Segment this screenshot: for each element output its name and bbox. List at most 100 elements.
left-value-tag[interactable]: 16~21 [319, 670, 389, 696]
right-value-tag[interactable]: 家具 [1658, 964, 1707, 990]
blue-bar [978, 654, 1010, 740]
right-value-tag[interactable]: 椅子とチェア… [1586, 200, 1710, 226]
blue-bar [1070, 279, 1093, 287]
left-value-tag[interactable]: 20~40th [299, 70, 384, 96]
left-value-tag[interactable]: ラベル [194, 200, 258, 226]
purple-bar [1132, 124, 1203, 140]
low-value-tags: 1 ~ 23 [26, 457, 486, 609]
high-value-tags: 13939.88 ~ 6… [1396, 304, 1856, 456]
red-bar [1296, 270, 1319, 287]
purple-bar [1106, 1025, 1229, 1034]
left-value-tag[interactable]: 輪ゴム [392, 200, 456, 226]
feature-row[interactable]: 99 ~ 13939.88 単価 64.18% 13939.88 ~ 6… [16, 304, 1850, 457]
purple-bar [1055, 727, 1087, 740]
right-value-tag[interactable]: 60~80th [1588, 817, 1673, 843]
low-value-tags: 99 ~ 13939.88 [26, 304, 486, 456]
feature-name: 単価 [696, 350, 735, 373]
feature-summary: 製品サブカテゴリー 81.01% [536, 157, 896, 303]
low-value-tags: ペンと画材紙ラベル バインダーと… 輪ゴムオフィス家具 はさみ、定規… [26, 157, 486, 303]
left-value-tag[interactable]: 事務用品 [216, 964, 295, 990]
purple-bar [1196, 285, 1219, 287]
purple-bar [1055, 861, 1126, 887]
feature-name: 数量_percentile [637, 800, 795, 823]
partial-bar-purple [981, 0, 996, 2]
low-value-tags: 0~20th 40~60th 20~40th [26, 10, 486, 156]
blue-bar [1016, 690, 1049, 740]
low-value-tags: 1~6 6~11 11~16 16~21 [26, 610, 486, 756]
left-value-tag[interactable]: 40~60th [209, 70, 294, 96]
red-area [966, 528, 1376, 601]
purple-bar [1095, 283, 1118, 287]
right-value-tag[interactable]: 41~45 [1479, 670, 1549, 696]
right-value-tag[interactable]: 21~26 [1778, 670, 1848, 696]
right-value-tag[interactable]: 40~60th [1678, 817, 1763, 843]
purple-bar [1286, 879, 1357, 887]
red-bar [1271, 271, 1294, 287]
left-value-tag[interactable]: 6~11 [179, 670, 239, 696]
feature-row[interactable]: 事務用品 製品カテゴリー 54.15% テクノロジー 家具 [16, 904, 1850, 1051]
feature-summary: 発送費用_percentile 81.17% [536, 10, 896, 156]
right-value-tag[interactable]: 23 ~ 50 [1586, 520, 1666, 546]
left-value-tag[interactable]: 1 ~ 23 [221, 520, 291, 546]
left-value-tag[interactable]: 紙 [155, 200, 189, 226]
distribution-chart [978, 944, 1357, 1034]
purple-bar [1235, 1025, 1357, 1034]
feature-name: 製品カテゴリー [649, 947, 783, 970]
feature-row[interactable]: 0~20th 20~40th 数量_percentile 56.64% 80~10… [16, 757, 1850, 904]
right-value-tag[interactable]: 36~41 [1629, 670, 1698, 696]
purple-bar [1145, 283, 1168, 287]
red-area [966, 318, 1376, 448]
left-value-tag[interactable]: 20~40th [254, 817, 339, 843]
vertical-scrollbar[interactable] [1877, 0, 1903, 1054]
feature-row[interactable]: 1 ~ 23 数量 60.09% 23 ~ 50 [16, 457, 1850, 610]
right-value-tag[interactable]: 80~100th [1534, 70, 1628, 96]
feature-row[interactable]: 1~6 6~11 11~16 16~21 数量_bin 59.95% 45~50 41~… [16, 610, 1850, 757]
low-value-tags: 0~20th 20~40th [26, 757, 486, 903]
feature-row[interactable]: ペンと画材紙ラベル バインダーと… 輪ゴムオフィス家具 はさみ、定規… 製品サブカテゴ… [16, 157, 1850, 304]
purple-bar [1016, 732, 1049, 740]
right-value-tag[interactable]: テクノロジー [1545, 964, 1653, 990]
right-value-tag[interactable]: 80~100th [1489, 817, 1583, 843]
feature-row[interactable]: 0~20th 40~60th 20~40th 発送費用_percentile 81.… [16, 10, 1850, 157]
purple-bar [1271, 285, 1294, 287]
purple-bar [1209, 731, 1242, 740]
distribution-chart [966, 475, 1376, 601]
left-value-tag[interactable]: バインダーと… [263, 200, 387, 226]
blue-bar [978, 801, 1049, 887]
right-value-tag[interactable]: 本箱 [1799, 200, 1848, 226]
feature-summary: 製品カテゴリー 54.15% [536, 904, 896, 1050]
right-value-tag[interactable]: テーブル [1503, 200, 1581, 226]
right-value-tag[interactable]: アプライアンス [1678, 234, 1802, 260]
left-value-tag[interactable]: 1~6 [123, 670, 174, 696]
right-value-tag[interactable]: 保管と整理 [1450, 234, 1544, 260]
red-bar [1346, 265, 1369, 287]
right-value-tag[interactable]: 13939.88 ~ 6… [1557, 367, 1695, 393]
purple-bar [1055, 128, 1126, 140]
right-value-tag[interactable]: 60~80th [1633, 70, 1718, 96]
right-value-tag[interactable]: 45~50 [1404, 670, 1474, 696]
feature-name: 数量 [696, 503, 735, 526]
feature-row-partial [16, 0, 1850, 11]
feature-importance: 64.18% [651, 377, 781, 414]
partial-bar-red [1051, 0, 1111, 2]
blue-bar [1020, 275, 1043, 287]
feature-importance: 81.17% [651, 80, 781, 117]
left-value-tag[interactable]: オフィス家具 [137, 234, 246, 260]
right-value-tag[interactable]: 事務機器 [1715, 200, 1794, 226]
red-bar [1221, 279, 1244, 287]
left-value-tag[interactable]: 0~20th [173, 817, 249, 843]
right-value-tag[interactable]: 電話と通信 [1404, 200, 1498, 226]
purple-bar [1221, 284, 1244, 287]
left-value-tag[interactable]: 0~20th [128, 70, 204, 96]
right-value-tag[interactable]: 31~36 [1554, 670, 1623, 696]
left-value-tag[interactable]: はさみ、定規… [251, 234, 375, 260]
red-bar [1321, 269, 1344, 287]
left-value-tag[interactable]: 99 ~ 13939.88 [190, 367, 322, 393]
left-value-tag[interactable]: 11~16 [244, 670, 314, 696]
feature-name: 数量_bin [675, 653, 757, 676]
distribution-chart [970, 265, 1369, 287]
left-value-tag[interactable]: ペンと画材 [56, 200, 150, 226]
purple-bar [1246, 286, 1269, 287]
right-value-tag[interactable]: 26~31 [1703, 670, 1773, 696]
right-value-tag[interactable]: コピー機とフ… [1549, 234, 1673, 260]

___

Problem statement: Could you copy out every row above verbatim, without changing a single character?

Result of this exercise:
Segment this screenshot: for each element output its name and bbox. List at most 100 elements.
left-value-tag[interactable]: 16~21 [319, 670, 389, 696]
right-value-tag[interactable]: 家具 [1658, 964, 1707, 990]
blue-bar [978, 654, 1010, 740]
right-value-tag[interactable]: 椅子とチェア… [1586, 200, 1710, 226]
blue-bar [1070, 279, 1093, 287]
left-value-tag[interactable]: 20~40th [299, 70, 384, 96]
left-value-tag[interactable]: ラベル [194, 200, 258, 226]
purple-bar [1132, 124, 1203, 140]
low-value-tags: 1 ~ 23 [26, 457, 486, 609]
high-value-tags: 13939.88 ~ 6… [1396, 304, 1856, 456]
red-bar [1296, 270, 1319, 287]
purple-bar [1106, 1025, 1229, 1034]
left-value-tag[interactable]: 輪ゴム [392, 200, 456, 226]
feature-row[interactable]: 99 ~ 13939.88 単価 64.18% 13939.88 ~ 6… [16, 304, 1850, 457]
purple-bar [1055, 727, 1087, 740]
right-value-tag[interactable]: 60~80th [1588, 817, 1673, 843]
low-value-tags: 99 ~ 13939.88 [26, 304, 486, 456]
feature-name: 単価 [696, 350, 735, 373]
feature-summary: 製品サブカテゴリー 81.01% [536, 157, 896, 303]
low-value-tags: ペンと画材紙ラベル バインダーと… 輪ゴムオフィス家具 はさみ、定規… [26, 157, 486, 303]
left-value-tag[interactable]: 事務用品 [216, 964, 295, 990]
purple-bar [1196, 285, 1219, 287]
purple-bar [1055, 861, 1126, 887]
feature-name: 数量_percentile [637, 800, 795, 823]
partial-bar-purple [981, 0, 996, 2]
low-value-tags: 0~20th 40~60th 20~40th [26, 10, 486, 156]
blue-bar [1016, 690, 1049, 740]
low-value-tags: 1~6 6~11 11~16 16~21 [26, 610, 486, 756]
left-value-tag[interactable]: 40~60th [209, 70, 294, 96]
red-area [966, 528, 1376, 601]
purple-bar [1095, 283, 1118, 287]
right-value-tag[interactable]: 41~45 [1479, 670, 1549, 696]
right-value-tag[interactable]: 21~26 [1778, 670, 1848, 696]
right-value-tag[interactable]: 40~60th [1678, 817, 1763, 843]
purple-bar [1286, 879, 1357, 887]
red-bar [1271, 271, 1294, 287]
left-value-tag[interactable]: 6~11 [179, 670, 239, 696]
feature-row[interactable]: 事務用品 製品カテゴリー 54.15% テクノロジー 家具 [16, 904, 1850, 1051]
feature-summary: 発送費用_percentile 81.17% [536, 10, 896, 156]
right-value-tag[interactable]: 23 ~ 50 [1586, 520, 1666, 546]
left-value-tag[interactable]: 1 ~ 23 [221, 520, 291, 546]
left-value-tag[interactable]: 紙 [155, 200, 189, 226]
distribution-chart [978, 944, 1357, 1034]
purple-bar [1235, 1025, 1357, 1034]
feature-name: 製品カテゴリー [649, 947, 783, 970]
feature-row[interactable]: 0~20th 20~40th 数量_percentile 56.64% 80~10… [16, 757, 1850, 904]
right-value-tag[interactable]: 36~41 [1629, 670, 1698, 696]
purple-bar [1145, 283, 1168, 287]
red-area [966, 318, 1376, 448]
left-value-tag[interactable]: 20~40th [254, 817, 339, 843]
vertical-scrollbar[interactable] [1877, 0, 1903, 1054]
feature-row[interactable]: 1 ~ 23 数量 60.09% 23 ~ 50 [16, 457, 1850, 610]
right-value-tag[interactable]: 80~100th [1534, 70, 1628, 96]
feature-row[interactable]: 1~6 6~11 11~16 16~21 数量_bin 59.95% 45~50 41~… [16, 610, 1850, 757]
low-value-tags: 0~20th 20~40th [26, 757, 486, 903]
feature-row[interactable]: ペンと画材紙ラベル バインダーと… 輪ゴムオフィス家具 はさみ、定規… 製品サブカテゴ… [16, 157, 1850, 304]
purple-bar [1016, 732, 1049, 740]
right-value-tag[interactable]: テクノロジー [1545, 964, 1653, 990]
right-value-tag[interactable]: 80~100th [1489, 817, 1583, 843]
feature-row[interactable]: 0~20th 40~60th 20~40th 発送費用_percentile 81.… [16, 10, 1850, 157]
purple-bar [1271, 285, 1294, 287]
purple-bar [1209, 731, 1242, 740]
distribution-chart [966, 475, 1376, 601]
left-value-tag[interactable]: バインダーと… [263, 200, 387, 226]
blue-bar [978, 801, 1049, 887]
right-value-tag[interactable]: 本箱 [1799, 200, 1848, 226]
feature-summary: 製品カテゴリー 54.15% [536, 904, 896, 1050]
right-value-tag[interactable]: テーブル [1503, 200, 1581, 226]
right-value-tag[interactable]: アプライアンス [1678, 234, 1802, 260]
left-value-tag[interactable]: 1~6 [123, 670, 174, 696]
right-value-tag[interactable]: 保管と整理 [1450, 234, 1544, 260]
red-bar [1346, 265, 1369, 287]
right-value-tag[interactable]: 13939.88 ~ 6… [1557, 367, 1695, 393]
purple-bar [1055, 128, 1126, 140]
right-value-tag[interactable]: 60~80th [1633, 70, 1718, 96]
right-value-tag[interactable]: 45~50 [1404, 670, 1474, 696]
feature-name: 数量 [696, 503, 735, 526]
feature-row-partial [16, 0, 1850, 11]
feature-importance: 64.18% [651, 377, 781, 414]
partial-bar-red [1051, 0, 1111, 2]
blue-bar [1020, 275, 1043, 287]
feature-importance: 81.17% [651, 80, 781, 117]
left-value-tag[interactable]: オフィス家具 [137, 234, 246, 260]
right-value-tag[interactable]: 事務機器 [1715, 200, 1794, 226]
red-bar [1221, 279, 1244, 287]
left-value-tag[interactable]: 0~20th [173, 817, 249, 843]
right-value-tag[interactable]: 電話と通信 [1404, 200, 1498, 226]
purple-bar [1221, 284, 1244, 287]
left-value-tag[interactable]: 0~20th [128, 70, 204, 96]
right-value-tag[interactable]: 31~36 [1554, 670, 1623, 696]
left-value-tag[interactable]: はさみ、定規… [251, 234, 375, 260]
red-bar [1321, 269, 1344, 287]
left-value-tag[interactable]: 99 ~ 13939.88 [190, 367, 322, 393]
left-value-tag[interactable]: 11~16 [244, 670, 314, 696]
feature-name: 数量_bin [675, 653, 757, 676]
distribution-chart [970, 265, 1369, 287]
left-value-tag[interactable]: ペンと画材 [56, 200, 150, 226]
purple-bar [1246, 286, 1269, 287]
right-value-tag[interactable]: 26~31 [1703, 670, 1773, 696]
right-value-tag[interactable]: コピー機とフ… [1549, 234, 1673, 260]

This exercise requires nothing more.